◆ WHAT THE TASK REQUIRES ◆
Copy all lines below containing "title".

◆ A run of records ◆
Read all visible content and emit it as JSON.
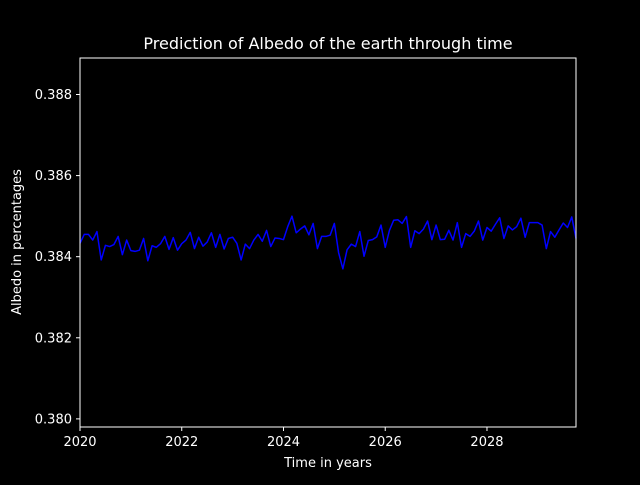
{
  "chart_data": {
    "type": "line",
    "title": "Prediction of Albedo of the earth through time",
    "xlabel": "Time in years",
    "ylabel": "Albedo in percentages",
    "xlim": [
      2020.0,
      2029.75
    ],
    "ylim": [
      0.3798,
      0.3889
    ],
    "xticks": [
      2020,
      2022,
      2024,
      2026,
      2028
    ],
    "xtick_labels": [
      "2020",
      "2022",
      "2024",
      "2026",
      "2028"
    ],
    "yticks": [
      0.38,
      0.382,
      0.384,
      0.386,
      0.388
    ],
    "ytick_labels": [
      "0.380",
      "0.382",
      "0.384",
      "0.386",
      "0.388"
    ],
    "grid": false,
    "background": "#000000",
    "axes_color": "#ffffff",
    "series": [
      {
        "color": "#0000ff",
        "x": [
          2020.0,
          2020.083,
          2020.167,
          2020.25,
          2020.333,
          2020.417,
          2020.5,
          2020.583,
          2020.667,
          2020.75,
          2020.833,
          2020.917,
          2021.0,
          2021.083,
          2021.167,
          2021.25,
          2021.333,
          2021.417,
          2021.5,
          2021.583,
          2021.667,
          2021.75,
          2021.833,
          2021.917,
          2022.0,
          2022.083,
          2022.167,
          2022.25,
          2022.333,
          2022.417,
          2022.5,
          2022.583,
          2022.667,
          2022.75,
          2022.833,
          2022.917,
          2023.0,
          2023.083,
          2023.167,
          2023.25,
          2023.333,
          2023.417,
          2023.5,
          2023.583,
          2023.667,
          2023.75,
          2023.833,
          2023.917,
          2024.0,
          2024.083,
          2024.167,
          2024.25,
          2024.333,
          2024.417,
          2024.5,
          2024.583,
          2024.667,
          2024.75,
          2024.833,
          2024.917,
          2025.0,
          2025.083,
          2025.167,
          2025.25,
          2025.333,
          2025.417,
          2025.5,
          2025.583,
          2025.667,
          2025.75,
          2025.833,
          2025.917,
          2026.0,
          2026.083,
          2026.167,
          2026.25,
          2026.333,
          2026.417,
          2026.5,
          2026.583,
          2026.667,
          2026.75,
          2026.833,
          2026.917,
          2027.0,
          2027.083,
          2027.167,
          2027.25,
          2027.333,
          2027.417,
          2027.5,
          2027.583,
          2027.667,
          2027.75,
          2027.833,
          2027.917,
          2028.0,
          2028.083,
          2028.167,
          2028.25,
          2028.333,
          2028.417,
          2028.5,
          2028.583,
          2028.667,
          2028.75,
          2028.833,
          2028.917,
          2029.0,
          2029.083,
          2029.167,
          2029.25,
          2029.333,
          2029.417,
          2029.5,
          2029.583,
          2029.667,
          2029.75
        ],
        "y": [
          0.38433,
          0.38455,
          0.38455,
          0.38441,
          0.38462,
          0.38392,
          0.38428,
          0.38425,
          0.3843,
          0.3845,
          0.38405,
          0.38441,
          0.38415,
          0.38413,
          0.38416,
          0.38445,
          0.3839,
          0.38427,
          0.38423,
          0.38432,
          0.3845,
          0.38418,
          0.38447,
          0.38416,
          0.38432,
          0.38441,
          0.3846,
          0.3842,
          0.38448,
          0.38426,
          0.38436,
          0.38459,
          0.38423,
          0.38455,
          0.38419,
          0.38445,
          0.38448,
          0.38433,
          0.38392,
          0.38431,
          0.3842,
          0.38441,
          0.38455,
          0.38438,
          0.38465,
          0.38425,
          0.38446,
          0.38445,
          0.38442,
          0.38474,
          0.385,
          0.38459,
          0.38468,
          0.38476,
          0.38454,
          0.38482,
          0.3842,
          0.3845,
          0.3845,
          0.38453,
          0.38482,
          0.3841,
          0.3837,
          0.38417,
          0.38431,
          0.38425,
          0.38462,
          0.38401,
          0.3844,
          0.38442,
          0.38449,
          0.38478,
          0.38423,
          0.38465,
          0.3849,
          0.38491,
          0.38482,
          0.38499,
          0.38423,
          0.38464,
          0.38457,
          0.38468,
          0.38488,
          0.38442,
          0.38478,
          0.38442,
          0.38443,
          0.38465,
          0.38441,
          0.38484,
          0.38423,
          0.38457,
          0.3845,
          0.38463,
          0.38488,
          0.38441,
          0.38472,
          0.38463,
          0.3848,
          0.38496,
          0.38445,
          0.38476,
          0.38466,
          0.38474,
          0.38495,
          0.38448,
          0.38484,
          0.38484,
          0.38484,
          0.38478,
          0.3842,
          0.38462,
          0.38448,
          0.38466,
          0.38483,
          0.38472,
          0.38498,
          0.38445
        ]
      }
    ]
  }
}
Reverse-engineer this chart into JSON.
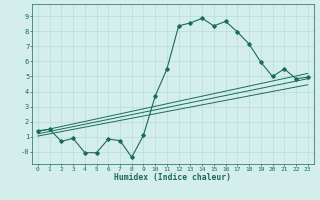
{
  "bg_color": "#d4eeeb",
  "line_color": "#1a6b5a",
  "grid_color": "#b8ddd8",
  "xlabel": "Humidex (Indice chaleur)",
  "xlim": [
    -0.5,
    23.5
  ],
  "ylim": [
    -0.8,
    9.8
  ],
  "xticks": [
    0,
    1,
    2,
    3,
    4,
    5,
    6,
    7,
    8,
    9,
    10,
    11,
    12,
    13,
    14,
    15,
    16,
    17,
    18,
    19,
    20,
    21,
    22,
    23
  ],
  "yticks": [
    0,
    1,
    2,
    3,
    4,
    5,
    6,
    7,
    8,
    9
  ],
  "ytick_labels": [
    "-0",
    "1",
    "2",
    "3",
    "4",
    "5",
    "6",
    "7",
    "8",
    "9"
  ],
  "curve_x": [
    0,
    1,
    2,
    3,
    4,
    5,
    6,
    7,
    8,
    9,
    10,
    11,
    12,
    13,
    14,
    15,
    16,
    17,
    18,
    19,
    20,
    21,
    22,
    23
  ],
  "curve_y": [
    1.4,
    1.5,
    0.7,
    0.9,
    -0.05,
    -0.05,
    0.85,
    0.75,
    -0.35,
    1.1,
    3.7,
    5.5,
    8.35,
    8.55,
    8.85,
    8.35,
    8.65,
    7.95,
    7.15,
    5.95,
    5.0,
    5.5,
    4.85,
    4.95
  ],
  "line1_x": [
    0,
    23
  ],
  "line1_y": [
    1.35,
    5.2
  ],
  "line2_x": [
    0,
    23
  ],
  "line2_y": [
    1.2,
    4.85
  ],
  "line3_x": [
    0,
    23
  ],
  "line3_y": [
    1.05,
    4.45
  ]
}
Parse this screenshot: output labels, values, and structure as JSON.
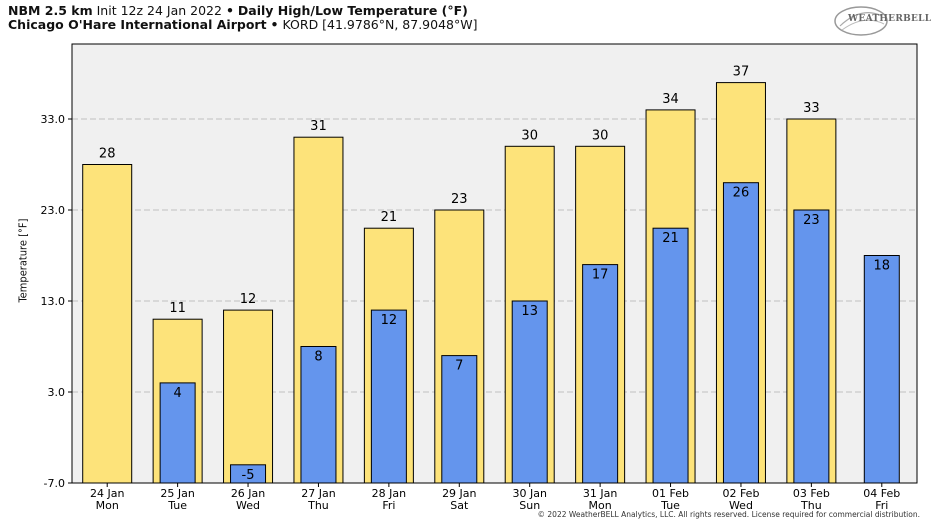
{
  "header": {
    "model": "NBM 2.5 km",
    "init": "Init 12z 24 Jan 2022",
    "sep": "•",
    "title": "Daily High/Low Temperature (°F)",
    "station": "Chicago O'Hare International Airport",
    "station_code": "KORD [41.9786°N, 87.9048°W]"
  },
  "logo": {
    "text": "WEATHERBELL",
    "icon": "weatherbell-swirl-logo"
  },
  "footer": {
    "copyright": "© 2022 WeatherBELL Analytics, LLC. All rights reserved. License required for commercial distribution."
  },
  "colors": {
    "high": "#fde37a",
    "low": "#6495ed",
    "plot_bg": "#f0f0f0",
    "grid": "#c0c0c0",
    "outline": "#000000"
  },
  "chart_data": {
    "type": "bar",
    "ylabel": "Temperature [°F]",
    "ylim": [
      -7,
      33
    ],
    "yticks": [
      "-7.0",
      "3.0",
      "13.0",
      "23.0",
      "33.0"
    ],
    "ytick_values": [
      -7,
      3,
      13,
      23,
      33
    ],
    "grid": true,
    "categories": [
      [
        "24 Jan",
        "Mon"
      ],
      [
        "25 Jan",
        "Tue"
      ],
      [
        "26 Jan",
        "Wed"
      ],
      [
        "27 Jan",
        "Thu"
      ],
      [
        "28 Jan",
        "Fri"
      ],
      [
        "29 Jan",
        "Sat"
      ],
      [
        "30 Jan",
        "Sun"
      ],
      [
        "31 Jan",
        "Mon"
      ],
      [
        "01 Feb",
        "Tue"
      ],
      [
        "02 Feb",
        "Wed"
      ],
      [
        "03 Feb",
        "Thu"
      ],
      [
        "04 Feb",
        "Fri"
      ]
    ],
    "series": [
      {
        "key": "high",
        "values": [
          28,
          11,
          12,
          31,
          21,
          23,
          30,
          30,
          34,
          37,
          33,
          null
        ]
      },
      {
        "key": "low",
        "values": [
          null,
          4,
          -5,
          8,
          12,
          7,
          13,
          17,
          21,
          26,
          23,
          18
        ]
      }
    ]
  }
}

◆ EXERCISE OUTPUT ◆
    "title": "Prediction of Albedo of the earth through time",
    "title": "Daily High/Low Temperature (°F)",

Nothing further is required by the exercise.